__PROBLEM__
Every record below should be transcribed exactly. Omit the images.

__DATA PROVIDED__
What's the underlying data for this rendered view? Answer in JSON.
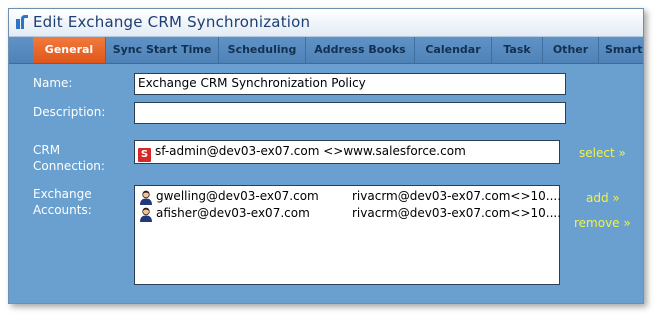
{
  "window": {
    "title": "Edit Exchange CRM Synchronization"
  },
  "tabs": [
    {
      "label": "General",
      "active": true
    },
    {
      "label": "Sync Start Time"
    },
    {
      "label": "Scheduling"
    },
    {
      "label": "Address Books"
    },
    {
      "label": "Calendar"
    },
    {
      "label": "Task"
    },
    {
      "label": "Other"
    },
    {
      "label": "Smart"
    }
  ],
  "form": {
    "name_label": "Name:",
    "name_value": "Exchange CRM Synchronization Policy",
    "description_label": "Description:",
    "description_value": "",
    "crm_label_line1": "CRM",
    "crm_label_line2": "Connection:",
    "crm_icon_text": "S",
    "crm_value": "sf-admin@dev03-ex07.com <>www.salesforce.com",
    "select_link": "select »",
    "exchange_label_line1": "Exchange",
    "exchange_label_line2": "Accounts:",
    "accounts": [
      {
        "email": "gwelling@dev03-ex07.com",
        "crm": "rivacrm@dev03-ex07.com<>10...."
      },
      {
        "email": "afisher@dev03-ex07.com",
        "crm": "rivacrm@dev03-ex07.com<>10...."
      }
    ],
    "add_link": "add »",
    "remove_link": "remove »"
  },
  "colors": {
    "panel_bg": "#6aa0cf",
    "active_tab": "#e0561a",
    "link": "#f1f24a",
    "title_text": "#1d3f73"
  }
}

__TASK ANSWER__
What's the underlying data for this rendered view? Answer in JSON.
{
  "window": {
    "title": "Edit Exchange CRM Synchronization"
  },
  "tabs": [
    {
      "label": "General",
      "active": true
    },
    {
      "label": "Sync Start Time"
    },
    {
      "label": "Scheduling"
    },
    {
      "label": "Address Books"
    },
    {
      "label": "Calendar"
    },
    {
      "label": "Task"
    },
    {
      "label": "Other"
    },
    {
      "label": "Smart"
    }
  ],
  "form": {
    "name_label": "Name:",
    "name_value": "Exchange CRM Synchronization Policy",
    "description_label": "Description:",
    "description_value": "",
    "crm_label_line1": "CRM",
    "crm_label_line2": "Connection:",
    "crm_icon_text": "S",
    "crm_value": "sf-admin@dev03-ex07.com <>www.salesforce.com",
    "select_link": "select »",
    "exchange_label_line1": "Exchange",
    "exchange_label_line2": "Accounts:",
    "accounts": [
      {
        "email": "gwelling@dev03-ex07.com",
        "crm": "rivacrm@dev03-ex07.com<>10...."
      },
      {
        "email": "afisher@dev03-ex07.com",
        "crm": "rivacrm@dev03-ex07.com<>10...."
      }
    ],
    "add_link": "add »",
    "remove_link": "remove »"
  },
  "colors": {
    "panel_bg": "#6aa0cf",
    "active_tab": "#e0561a",
    "link": "#f1f24a",
    "title_text": "#1d3f73"
  }
}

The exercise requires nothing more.